> **Prompt a**
Can you give back the listing from the line with "back-button[interactable]: < 戻る" to the line with "garden-pond-photo [0, 129, 1125, 896]", with "Made with" replaced by "Built with" and nothing else changed?

> **Passage**
====

To validate our method for data generation, we consider two criteria to quantify the correlation between generated results from the label projection step and corresponding labels from the survey, including Pearson’s linear correlation coefficient (PLCC) and Spearman’s rank-ordered correlation coefficient (SROCC). As presented in Fig. 3 and Fig. S3, for all types of distortions, the generated scores have a positive correlation with the annotations. Especially for the images with noise or blur, the correlation is high. As for the ring artifact, the results demonstrate that the existing general FR-IQA metrics cannot well handle this type of distortion.

Fig. 3: Evaluation results of label projection module.
figure 3

It shows the data augmentation performance for three types of distortions. a, b Demonstrate the correlation between predicted scores and human annotated scores in three types of distorted images. ce Illustrate the quantitative value of the predicted scores and human labels of images with blur, noise, and ring artifact. The red boxes represent the confident human annotations.

Score prediction results

In the procedure of image quality score prediction, as shown in Fig. 1, the network was first trained to rank the images according to their distortion levels. Then, based on the prior “ranking” knowledge, it was fine-tuned to regress the order information to a comprehensive quality score that represents the image quality in the range of 1 (worst) to 5 (best). In this work, we take the EfficientNet40 as the feature extractor instead of VGG41 used in RankIQA26 because it has less parameters (about 9 million parameters compared to VGG, about 138 million trainable parameters), which means easier to converge and less possibility for overfitting.

For the validation of the model, we predict the quality score of 56 images and compared the results with human annotations, as presented in Fig. 4(c–f). The results of images with different types of distortions were evaluated separately, which allows to observe the performance of the model towards different distortions. Taken together, these results indicate that there is a correlation between our predicted results and the human-labeled scores, which demonstrates that our method is able to imitate the HVS for the IQA. Interestingly, for blurred images, it performs excellently on both the relative order and the absolute score.

Fig. 4: Image quality prediction results of two image volumes.
figure 4

a Shows the box figure of the prediction results while (b) demonstrates the tested image volumes. They both are from the same material, but the volume Image Stack 01 has better quality than the volume Image Stack 02. The figure on the right shows the predicted quality score of the two volumes. The line in the box is the mean value of all scores. Quantitative comparison among different methods. ce Show the results of assessing the images with ring artifact, noise, and blur distortion, respectively. The last figure (f) illustrates the results of different methods for all types of distortions.

We also apply our method to two X-ray tomographic image volumes to observe the consistency of the results. As demonstrated in Fig. 4a, b, we generate two image volumes with different quality and each of them contains 594 slices with a size of 720 × 720. The images with higher quality are generated by enhancing the boundary through a segmentation algorithm. In the box plot, we can see that the volume (purple) with high quality achieved a higher score while the one (cyan) with lower quality had a lower score. A more detailed comparison of different pre-processing methods can be found in Fig. S4. The results show that our method can be quantitatively compared with different pre-processing methods, allowing the selection of the most appropriate method. Moreover, from the variance of these two boxes, we can conclude that our method has stable performance because the difference among confident scores is small (less than 0.05) compared to human distinction. Besides selecting pre-processing methods, our method could also help to adjust filter parameters with the guidance of quality scores.

====

> **Records provided**

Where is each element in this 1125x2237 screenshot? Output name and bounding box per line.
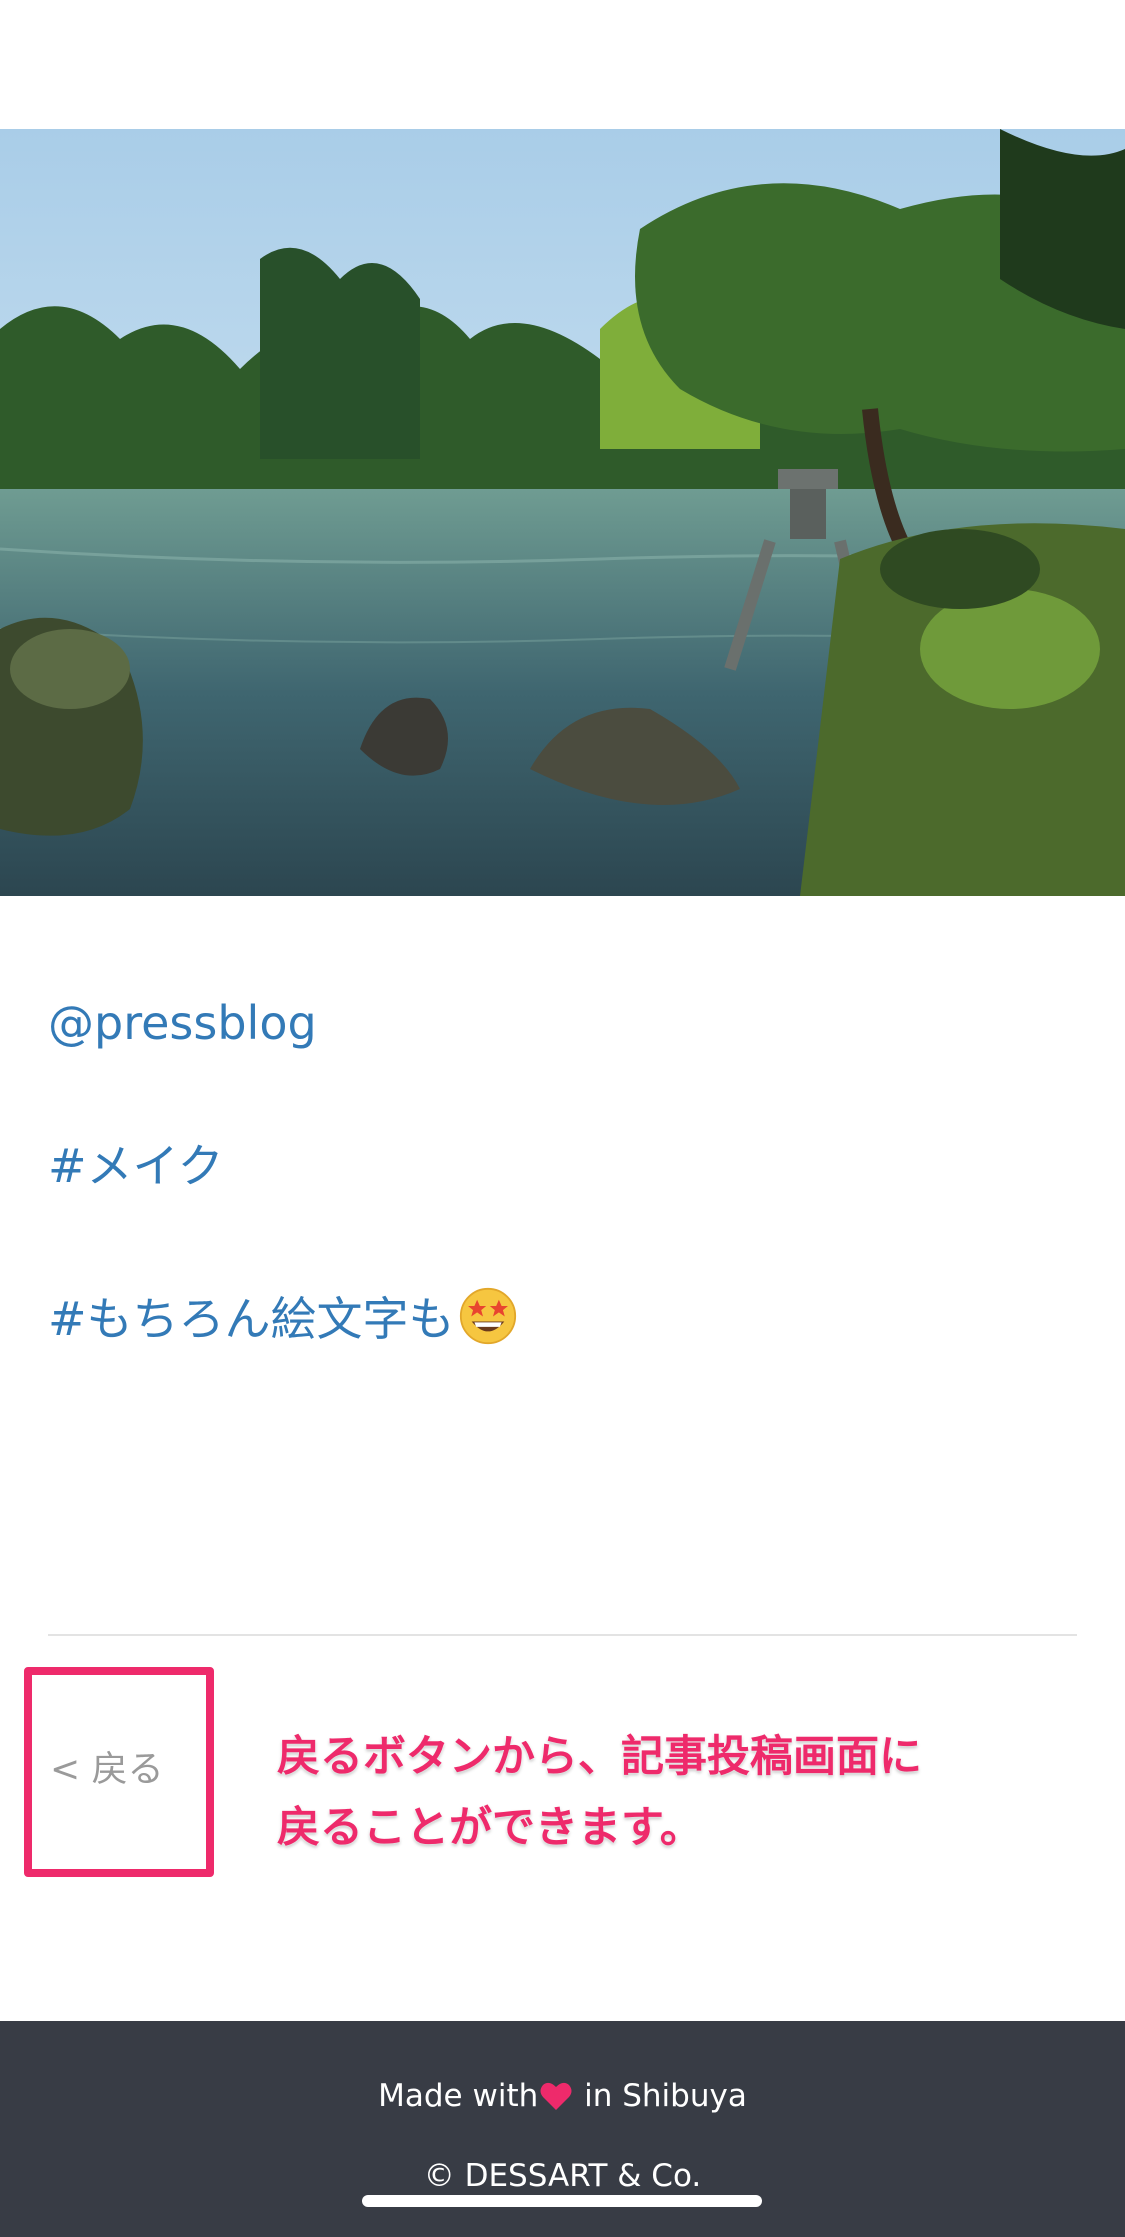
back-button[interactable]: < 戻る [50, 1752, 164, 1788]
footer-made-with: Made with in Shibuya [0, 2081, 1125, 2112]
star-struck-emoji-icon [459, 1287, 516, 1345]
copyright: © DESSART & Co. [423, 2158, 702, 2194]
made-with-text: Made with [378, 2078, 539, 2114]
garden-pond-photo [0, 129, 1125, 896]
annotation-text: 戻るボタンから、記事投稿画面に 戻ることができます。 [277, 1722, 1037, 1864]
hashtag-link-emoji-text: #もちろん絵文字も [48, 1292, 455, 1346]
in-shibuya-text: in Shibuya [574, 2078, 747, 2114]
mention-link[interactable]: @pressblog [48, 1000, 317, 1046]
home-indicator [362, 2195, 762, 2207]
annotation-line-2: 戻ることができます。 [277, 1803, 703, 1853]
annotation-line-1: 戻るボタンから、記事投稿画面に [277, 1732, 922, 1782]
footer: Made with in Shibuya © DESSART & Co. [0, 2021, 1125, 2237]
hero-image [0, 129, 1125, 896]
heart-icon [540, 2082, 572, 2110]
divider [48, 1634, 1077, 1636]
hashtag-link-emoji[interactable]: #もちろん絵文字も [48, 1287, 517, 1345]
hashtag-link-makeup[interactable]: #メイク [48, 1143, 224, 1189]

====

> **Prompt b**
What comes next in the passage on X-ray image quality prediction? Continue it from its last sentence.

> **Response a**
back-button[interactable]: < 戻る [50, 1752, 164, 1788]
footer-made-with: Built with in Shibuya [0, 2081, 1125, 2112]
star-struck-emoji-icon [459, 1287, 516, 1345]
copyright: © DESSART & Co. [423, 2158, 702, 2194]
made-with-text: Built with [378, 2078, 539, 2114]
garden-pond-photo [0, 129, 1125, 896]

> **Response b**
To demonstrate the advantage of our method, we compare it to other outstanding NR-IQA methods through two quantitative metrics (SROCC and PLCC) and the full table is shown in Table S5. Here we represent two of them, BRISQUE26 and RankIQA34 in Fig. 4f. Overall, it shows that our method excels in assessing the quality of tomography images since it yields the highest correlation score among these three methods. In terms of different types of distortion, our method outperforms BRISQUE for all three distortions. When compared with RankIQA, our method achieves better results for images with ring artifact and noise and on performance on the images with blur distortion. Besides, to avoid the shortcomings of correlation-based metrics, we adopt Krasula’s metric42 as well, and the results are shown in Fig. S6. The three analysis results show that the TIQA method achieves higher AUC than the others.

Segmentation evaluation method

The TIQA method provides us with an efficient tool to select the image with the best quality among pre-processing methods, and the clue of how the distortion affects the segmentation accuracy could suggest the pre-processing step. Therefore, extra experiments were conducted to inspect the relation between image quality and segmentation accuracy. We implemented a CNN based on D-linkNet43 to predict the semantic segmentation results and compared them with TIQA results to explore the influence of the distortions.

As presented in Fig. 5, a CNN network for segmentation is trained on X-ray tomography images and annotated segmentation ground truth before making predictions. The uncertainty map is generated by calculating the entropy44 of the possibility of each pixel belonging to different classes. It represents the uncertainty when the network assigns a phase (φi) to each pixel. High uncertainty is represented as a red pixel, while a low certainty is displayed as a white pixel. From the uncertainty map, we can see that a higher uncertainty exists at the interphases while a low one exists at the bulk, which proves that the network usually produces fuzzy boundaries. The segmentation results are obtained by binarizing the probability map. Here, only two classes are considered, but the segmentation process can be extended to multiple classes.

Fig. 5: Pipeline of the segmentation evaluation procedure.
figure 5

In the uncertainty map, the red area means high uncertainty while the white area means low uncertainty. In IoU map, the red, black, and green areas represent true positive, true negative, and false negative, respectively.

Relation between IQA results and segmentation accuracy

In addition to the uncertainty map, the F1 score, which is calculated from the confusion matrix, is also considered to quantify the segmentation accuracy. The correlation between the TIQA score and the segmentation accuracy is investigated. We select an original image and its corresponding images with different types of distortions as the data for both IQA and segmentation (see Fig. 6). From the results, we can clearly see that the distortion affects the image quality and the segmentation performance. With distortion, images have a lower quality score than the F1 score, which means lower segmentation accuracy. The uncertainty map clearly presents the influence of distortion on final segmentation results. Compared to these three types of distortion, the noise causes a large amount of incertitude points in the uncertainty map, shown as the red points in Fig. 6. Although it seems that the blur distortion causes little uncertainty, it leads to vague boundaries and misclassification as well as a huge reduction in HVS-based image quality score.

Fig. 6: Results of differently distorted images evaluated by TIQA and segmentation.
figure 6

For the F1 score, it is in the range of 0 (the worst) and 1 (the best).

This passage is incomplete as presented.